-- RAW RECORDS start --
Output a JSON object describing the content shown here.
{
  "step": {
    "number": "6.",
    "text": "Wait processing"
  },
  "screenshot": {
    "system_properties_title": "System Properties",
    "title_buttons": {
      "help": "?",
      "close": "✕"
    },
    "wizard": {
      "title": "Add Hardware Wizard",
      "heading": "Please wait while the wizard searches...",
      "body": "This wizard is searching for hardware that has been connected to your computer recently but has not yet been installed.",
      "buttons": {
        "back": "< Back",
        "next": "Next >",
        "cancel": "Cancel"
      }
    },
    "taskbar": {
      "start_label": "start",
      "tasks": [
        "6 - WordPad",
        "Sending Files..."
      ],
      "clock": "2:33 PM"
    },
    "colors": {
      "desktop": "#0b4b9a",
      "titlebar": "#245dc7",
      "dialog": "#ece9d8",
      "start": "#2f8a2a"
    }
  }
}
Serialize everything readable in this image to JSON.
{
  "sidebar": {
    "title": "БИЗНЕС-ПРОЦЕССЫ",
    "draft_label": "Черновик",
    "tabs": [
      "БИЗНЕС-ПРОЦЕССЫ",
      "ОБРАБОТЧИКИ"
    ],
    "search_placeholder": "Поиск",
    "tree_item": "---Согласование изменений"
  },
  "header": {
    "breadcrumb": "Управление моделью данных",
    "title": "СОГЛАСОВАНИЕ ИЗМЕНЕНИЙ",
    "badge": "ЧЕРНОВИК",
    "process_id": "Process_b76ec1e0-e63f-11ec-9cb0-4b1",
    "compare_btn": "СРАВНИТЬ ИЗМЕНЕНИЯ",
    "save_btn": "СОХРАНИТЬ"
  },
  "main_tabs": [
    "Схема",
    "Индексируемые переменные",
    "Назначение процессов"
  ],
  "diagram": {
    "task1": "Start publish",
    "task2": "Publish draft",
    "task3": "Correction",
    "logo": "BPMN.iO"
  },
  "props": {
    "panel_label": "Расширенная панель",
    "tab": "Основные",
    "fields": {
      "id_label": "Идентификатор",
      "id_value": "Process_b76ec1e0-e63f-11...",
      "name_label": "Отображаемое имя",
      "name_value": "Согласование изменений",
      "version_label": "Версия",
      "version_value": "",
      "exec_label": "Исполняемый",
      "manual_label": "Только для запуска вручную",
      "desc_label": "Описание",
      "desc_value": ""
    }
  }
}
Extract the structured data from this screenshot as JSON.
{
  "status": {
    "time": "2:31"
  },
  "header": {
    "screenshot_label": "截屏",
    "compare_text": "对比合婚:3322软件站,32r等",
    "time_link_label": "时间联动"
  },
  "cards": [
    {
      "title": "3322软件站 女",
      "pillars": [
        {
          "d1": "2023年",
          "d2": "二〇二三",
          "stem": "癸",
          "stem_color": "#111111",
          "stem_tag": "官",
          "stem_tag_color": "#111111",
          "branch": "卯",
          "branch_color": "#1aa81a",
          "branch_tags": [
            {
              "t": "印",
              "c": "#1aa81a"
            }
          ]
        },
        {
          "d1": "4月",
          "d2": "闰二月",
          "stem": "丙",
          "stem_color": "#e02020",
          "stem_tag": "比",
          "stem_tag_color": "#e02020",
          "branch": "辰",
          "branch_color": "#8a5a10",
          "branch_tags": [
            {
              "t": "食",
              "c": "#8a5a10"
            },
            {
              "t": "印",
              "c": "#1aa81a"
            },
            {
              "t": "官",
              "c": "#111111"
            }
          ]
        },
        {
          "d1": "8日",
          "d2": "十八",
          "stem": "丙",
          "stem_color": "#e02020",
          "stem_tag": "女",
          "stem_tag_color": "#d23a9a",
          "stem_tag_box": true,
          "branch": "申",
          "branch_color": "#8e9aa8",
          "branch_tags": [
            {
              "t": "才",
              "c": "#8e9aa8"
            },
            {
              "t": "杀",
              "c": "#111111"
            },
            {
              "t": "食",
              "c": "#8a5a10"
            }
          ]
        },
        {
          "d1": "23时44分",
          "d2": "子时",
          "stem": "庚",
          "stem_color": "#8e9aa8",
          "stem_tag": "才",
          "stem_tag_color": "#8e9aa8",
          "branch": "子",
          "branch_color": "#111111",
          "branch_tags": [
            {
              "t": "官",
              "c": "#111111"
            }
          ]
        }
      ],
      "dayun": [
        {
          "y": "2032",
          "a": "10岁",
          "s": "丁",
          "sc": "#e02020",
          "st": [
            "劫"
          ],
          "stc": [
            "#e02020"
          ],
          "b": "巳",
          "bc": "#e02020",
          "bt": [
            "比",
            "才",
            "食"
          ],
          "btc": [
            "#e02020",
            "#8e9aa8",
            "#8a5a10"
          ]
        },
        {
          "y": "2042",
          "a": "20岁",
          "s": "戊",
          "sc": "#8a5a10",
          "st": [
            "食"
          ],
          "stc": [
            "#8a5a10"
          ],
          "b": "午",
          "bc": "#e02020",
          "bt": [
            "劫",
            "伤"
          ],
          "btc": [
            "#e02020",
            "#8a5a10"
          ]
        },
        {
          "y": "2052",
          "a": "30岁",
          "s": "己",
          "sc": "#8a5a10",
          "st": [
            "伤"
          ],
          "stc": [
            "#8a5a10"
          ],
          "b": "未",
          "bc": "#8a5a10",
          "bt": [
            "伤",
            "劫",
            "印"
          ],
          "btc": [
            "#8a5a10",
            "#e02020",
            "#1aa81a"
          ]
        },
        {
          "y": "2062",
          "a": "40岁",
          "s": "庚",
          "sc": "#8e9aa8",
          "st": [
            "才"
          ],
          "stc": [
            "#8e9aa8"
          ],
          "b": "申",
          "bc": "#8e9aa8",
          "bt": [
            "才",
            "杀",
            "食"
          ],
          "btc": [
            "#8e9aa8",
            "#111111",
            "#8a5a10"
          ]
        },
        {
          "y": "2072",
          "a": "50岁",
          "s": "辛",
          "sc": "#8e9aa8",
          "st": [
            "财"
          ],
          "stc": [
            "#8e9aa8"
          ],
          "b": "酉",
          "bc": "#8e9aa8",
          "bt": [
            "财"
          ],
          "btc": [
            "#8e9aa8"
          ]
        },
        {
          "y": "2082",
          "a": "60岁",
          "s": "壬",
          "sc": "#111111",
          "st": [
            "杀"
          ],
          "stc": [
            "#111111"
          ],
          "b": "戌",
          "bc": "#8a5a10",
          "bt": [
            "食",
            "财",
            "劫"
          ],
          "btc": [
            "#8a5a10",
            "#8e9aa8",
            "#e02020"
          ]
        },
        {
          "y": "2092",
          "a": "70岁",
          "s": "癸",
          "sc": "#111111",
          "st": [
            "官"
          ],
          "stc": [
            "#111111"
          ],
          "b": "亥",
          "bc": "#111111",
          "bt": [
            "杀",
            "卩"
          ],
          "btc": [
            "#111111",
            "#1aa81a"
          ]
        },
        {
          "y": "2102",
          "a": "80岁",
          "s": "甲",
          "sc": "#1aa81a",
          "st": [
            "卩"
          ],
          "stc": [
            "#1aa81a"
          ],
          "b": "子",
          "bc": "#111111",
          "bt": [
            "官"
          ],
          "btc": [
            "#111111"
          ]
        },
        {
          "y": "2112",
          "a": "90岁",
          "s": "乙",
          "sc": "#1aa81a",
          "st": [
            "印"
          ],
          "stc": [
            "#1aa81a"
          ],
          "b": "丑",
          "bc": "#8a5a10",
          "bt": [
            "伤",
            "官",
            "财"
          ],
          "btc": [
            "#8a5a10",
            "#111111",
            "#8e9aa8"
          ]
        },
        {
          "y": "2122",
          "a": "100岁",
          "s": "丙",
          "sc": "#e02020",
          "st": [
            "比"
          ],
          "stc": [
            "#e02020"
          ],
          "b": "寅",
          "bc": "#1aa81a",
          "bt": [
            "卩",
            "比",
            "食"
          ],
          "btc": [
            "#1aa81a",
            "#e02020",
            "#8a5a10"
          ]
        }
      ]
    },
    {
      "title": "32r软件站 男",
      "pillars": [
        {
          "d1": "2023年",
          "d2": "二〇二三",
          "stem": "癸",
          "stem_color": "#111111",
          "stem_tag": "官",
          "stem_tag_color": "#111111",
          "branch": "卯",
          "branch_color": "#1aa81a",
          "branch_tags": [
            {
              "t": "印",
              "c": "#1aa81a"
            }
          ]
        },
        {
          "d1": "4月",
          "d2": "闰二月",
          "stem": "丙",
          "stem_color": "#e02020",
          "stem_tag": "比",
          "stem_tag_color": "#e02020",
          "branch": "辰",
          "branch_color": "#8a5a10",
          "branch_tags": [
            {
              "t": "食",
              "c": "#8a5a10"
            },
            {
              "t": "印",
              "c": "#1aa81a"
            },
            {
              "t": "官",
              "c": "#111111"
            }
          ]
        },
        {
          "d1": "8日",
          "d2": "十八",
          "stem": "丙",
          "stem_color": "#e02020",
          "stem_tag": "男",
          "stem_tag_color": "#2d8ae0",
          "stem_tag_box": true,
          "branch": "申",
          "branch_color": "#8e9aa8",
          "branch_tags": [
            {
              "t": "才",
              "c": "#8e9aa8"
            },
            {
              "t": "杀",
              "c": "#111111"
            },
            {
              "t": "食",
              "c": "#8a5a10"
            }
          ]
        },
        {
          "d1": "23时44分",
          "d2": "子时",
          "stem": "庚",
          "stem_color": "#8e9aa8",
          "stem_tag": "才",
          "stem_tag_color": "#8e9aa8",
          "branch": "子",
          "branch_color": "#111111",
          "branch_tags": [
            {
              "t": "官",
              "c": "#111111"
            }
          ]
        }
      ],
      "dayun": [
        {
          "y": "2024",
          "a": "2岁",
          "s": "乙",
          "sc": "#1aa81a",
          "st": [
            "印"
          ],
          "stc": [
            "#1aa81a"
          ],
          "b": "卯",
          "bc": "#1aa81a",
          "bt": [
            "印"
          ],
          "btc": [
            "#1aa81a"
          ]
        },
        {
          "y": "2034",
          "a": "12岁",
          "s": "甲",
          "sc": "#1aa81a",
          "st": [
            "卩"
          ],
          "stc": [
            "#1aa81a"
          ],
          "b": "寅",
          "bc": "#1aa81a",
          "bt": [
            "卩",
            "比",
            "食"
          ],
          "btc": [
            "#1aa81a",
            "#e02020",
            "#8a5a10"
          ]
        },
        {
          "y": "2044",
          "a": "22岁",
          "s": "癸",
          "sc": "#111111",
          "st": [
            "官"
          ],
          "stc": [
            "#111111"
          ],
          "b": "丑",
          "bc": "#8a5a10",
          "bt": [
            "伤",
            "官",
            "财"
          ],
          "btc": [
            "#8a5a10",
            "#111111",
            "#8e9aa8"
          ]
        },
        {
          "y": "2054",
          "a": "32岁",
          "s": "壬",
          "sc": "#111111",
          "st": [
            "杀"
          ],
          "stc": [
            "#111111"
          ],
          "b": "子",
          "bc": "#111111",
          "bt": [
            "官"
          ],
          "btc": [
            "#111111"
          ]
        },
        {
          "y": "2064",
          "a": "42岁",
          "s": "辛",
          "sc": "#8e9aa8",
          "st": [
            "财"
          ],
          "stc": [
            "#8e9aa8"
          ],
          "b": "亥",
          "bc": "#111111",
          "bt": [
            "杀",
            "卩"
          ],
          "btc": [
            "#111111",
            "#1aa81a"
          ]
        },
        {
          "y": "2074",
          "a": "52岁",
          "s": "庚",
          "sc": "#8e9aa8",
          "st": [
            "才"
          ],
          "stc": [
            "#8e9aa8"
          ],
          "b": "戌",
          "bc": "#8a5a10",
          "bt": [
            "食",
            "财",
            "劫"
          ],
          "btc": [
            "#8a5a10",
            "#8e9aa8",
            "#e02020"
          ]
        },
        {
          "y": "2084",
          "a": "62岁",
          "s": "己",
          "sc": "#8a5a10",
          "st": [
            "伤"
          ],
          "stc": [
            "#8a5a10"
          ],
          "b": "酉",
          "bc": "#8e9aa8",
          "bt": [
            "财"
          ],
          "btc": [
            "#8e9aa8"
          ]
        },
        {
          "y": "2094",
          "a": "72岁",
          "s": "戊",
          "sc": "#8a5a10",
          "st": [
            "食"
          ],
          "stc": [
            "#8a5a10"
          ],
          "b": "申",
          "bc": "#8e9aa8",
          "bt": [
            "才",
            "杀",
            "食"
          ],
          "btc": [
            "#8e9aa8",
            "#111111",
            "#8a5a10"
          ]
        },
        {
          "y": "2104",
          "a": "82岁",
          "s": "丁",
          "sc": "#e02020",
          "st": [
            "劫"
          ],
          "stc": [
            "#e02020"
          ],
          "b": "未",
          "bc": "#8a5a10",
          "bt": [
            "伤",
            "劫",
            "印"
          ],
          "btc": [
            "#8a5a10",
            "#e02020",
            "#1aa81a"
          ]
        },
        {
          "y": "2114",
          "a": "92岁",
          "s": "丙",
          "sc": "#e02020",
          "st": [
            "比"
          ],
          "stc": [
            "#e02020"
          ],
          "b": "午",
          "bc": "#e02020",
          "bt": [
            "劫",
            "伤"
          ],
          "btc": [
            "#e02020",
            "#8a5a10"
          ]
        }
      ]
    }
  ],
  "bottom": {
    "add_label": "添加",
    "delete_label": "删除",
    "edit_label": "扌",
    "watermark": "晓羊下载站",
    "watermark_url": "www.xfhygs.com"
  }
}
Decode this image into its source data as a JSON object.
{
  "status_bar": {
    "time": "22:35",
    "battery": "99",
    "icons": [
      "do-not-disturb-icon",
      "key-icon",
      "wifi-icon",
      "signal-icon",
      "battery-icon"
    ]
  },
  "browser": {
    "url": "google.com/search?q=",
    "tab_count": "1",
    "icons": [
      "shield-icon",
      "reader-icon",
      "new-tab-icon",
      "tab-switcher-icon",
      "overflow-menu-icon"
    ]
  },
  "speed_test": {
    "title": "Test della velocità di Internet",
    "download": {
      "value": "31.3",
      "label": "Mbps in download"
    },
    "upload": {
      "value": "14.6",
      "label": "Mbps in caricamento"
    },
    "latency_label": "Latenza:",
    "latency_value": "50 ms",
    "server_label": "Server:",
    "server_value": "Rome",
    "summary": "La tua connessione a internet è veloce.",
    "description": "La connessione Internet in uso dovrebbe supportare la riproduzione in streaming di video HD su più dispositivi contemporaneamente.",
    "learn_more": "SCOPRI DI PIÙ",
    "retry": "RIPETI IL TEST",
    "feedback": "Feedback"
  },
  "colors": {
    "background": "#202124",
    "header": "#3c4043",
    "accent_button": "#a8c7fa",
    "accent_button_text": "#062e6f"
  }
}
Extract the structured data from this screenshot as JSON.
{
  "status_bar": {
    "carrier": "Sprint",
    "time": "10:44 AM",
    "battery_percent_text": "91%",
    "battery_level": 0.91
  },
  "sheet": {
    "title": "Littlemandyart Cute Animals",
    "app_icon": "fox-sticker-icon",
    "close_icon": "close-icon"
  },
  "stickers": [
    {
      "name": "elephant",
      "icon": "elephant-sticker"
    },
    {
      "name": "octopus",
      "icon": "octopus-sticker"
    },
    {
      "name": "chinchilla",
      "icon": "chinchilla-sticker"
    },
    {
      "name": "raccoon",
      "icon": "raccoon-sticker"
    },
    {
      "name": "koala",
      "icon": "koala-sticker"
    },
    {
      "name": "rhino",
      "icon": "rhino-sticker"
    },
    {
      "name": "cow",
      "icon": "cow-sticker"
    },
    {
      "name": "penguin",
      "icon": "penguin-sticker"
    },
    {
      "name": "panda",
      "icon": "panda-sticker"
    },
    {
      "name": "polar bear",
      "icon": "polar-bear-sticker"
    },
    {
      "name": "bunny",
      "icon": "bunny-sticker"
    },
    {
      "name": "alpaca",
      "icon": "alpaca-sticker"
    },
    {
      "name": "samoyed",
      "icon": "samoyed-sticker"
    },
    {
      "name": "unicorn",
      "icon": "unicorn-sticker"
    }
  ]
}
-- RAW RECORDS end --
WHAT NEEDS TO BE DONE:
How many lines in the listing contain "connessione"? Answer with the number alone.

COMPLETE RESPONSE:
2